_THE RECORDS_.

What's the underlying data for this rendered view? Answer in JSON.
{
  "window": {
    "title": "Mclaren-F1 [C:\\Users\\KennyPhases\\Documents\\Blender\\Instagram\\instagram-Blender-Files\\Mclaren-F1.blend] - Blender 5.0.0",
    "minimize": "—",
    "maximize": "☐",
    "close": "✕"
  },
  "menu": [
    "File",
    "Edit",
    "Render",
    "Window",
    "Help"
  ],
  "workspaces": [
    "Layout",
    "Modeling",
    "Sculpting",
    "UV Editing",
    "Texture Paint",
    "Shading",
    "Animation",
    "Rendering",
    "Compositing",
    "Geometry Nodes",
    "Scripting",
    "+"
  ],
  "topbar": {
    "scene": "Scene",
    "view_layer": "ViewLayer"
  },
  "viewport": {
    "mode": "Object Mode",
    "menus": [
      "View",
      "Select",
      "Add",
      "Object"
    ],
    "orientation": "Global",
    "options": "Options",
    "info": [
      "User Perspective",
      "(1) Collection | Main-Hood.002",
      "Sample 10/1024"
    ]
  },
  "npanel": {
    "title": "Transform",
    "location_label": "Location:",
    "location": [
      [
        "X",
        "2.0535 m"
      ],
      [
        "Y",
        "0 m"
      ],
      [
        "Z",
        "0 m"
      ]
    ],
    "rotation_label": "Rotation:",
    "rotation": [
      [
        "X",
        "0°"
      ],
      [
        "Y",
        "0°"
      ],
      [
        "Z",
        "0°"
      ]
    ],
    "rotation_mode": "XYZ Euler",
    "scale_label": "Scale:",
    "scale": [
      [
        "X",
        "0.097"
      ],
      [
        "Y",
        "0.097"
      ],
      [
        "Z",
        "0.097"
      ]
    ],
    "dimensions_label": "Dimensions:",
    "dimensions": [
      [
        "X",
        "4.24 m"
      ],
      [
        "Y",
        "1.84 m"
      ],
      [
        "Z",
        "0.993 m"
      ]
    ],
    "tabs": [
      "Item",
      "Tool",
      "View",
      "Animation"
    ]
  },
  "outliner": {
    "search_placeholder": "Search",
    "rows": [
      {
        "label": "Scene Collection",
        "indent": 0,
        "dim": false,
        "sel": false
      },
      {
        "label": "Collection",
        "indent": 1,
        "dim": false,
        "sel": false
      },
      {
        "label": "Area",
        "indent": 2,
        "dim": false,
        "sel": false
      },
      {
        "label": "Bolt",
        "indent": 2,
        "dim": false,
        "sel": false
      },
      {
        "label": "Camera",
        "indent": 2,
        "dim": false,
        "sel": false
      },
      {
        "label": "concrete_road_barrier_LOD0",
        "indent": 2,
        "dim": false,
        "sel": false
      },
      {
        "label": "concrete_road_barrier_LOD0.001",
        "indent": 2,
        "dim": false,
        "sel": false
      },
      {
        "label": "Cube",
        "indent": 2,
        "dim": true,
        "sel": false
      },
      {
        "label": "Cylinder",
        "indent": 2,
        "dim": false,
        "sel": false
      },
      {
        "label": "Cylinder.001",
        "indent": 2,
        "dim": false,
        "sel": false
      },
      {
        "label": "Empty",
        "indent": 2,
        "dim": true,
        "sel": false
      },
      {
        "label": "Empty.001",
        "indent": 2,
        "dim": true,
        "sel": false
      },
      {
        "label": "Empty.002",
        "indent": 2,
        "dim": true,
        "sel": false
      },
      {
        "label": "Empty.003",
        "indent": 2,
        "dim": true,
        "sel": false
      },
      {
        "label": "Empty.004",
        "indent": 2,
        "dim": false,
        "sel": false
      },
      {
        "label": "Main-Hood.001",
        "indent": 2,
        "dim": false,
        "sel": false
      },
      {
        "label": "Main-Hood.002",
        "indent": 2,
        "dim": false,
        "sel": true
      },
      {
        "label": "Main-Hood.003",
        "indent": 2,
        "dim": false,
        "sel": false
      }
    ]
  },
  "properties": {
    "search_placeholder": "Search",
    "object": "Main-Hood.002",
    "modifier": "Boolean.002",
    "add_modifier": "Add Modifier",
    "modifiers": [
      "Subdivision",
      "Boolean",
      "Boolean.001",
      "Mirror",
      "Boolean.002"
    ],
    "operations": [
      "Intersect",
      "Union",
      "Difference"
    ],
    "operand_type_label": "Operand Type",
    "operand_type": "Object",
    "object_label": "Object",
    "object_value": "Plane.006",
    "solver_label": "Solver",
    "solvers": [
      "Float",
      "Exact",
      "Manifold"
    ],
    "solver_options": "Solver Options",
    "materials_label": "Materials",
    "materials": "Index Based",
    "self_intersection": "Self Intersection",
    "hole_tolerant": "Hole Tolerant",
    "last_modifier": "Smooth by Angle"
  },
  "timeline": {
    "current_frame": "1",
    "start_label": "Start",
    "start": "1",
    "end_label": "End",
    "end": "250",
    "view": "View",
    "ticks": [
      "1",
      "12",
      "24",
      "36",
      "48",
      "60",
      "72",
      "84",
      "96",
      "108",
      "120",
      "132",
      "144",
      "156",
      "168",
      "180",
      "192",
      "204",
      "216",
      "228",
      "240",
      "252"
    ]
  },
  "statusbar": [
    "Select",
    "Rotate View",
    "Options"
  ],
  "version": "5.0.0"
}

_INSTRUCTION_.
Retype the material in full. Each word must match.

_EXERCISE ANSWER_.
What's the underlying data for this rendered view? Answer in JSON.
{
  "window": {
    "title": "Mclaren-F1 [C:\\Users\\KennyPhases\\Documents\\Blender\\Instagram\\instagram-Blender-Files\\Mclaren-F1.blend] - Blender 5.0.0",
    "minimize": "—",
    "maximize": "☐",
    "close": "✕"
  },
  "menu": [
    "File",
    "Edit",
    "Render",
    "Window",
    "Help"
  ],
  "workspaces": [
    "Layout",
    "Modeling",
    "Sculpting",
    "UV Editing",
    "Texture Paint",
    "Shading",
    "Animation",
    "Rendering",
    "Compositing",
    "Geometry Nodes",
    "Scripting",
    "+"
  ],
  "topbar": {
    "scene": "Scene",
    "view_layer": "ViewLayer"
  },
  "viewport": {
    "mode": "Object Mode",
    "menus": [
      "View",
      "Select",
      "Add",
      "Object"
    ],
    "orientation": "Global",
    "options": "Options",
    "info": [
      "User Perspective",
      "(1) Collection | Main-Hood.002",
      "Sample 10/1024"
    ]
  },
  "npanel": {
    "title": "Transform",
    "location_label": "Location:",
    "location": [
      [
        "X",
        "2.0535 m"
      ],
      [
        "Y",
        "0 m"
      ],
      [
        "Z",
        "0 m"
      ]
    ],
    "rotation_label": "Rotation:",
    "rotation": [
      [
        "X",
        "0°"
      ],
      [
        "Y",
        "0°"
      ],
      [
        "Z",
        "0°"
      ]
    ],
    "rotation_mode": "XYZ Euler",
    "scale_label": "Scale:",
    "scale": [
      [
        "X",
        "0.097"
      ],
      [
        "Y",
        "0.097"
      ],
      [
        "Z",
        "0.097"
      ]
    ],
    "dimensions_label": "Dimensions:",
    "dimensions": [
      [
        "X",
        "4.24 m"
      ],
      [
        "Y",
        "1.84 m"
      ],
      [
        "Z",
        "0.993 m"
      ]
    ],
    "tabs": [
      "Item",
      "Tool",
      "View",
      "Animation"
    ]
  },
  "outliner": {
    "search_placeholder": "Search",
    "rows": [
      {
        "label": "Scene Collection",
        "indent": 0,
        "dim": false,
        "sel": false
      },
      {
        "label": "Collection",
        "indent": 1,
        "dim": false,
        "sel": false
      },
      {
        "label": "Area",
        "indent": 2,
        "dim": false,
        "sel": false
      },
      {
        "label": "Bolt",
        "indent": 2,
        "dim": false,
        "sel": false
      },
      {
        "label": "Camera",
        "indent": 2,
        "dim": false,
        "sel": false
      },
      {
        "label": "concrete_road_barrier_LOD0",
        "indent": 2,
        "dim": false,
        "sel": false
      },
      {
        "label": "concrete_road_barrier_LOD0.001",
        "indent": 2,
        "dim": false,
        "sel": false
      },
      {
        "label": "Cube",
        "indent": 2,
        "dim": true,
        "sel": false
      },
      {
        "label": "Cylinder",
        "indent": 2,
        "dim": false,
        "sel": false
      },
      {
        "label": "Cylinder.001",
        "indent": 2,
        "dim": false,
        "sel": false
      },
      {
        "label": "Empty",
        "indent": 2,
        "dim": true,
        "sel": false
      },
      {
        "label": "Empty.001",
        "indent": 2,
        "dim": true,
        "sel": false
      },
      {
        "label": "Empty.002",
        "indent": 2,
        "dim": true,
        "sel": false
      },
      {
        "label": "Empty.003",
        "indent": 2,
        "dim": true,
        "sel": false
      },
      {
        "label": "Empty.004",
        "indent": 2,
        "dim": false,
        "sel": false
      },
      {
        "label": "Main-Hood.001",
        "indent": 2,
        "dim": false,
        "sel": false
      },
      {
        "label": "Main-Hood.002",
        "indent": 2,
        "dim": false,
        "sel": true
      },
      {
        "label": "Main-Hood.003",
        "indent": 2,
        "dim": false,
        "sel": false
      }
    ]
  },
  "properties": {
    "search_placeholder": "Search",
    "object": "Main-Hood.002",
    "modifier": "Boolean.002",
    "add_modifier": "Add Modifier",
    "modifiers": [
      "Subdivision",
      "Boolean",
      "Boolean.001",
      "Mirror",
      "Boolean.002"
    ],
    "operations": [
      "Intersect",
      "Union",
      "Difference"
    ],
    "operand_type_label": "Operand Type",
    "operand_type": "Object",
    "object_label": "Object",
    "object_value": "Plane.006",
    "solver_label": "Solver",
    "solvers": [
      "Float",
      "Exact",
      "Manifold"
    ],
    "solver_options": "Solver Options",
    "materials_label": "Materials",
    "materials": "Index Based",
    "self_intersection": "Self Intersection",
    "hole_tolerant": "Hole Tolerant",
    "last_modifier": "Smooth by Angle"
  },
  "timeline": {
    "current_frame": "1",
    "start_label": "Start",
    "start": "1",
    "end_label": "End",
    "end": "250",
    "view": "View",
    "ticks": [
      "1",
      "12",
      "24",
      "36",
      "48",
      "60",
      "72",
      "84",
      "96",
      "108",
      "120",
      "132",
      "144",
      "156",
      "168",
      "180",
      "192",
      "204",
      "216",
      "228",
      "240",
      "252"
    ]
  },
  "statusbar": [
    "Select",
    "Rotate View",
    "Options"
  ],
  "version": "5.0.0"
}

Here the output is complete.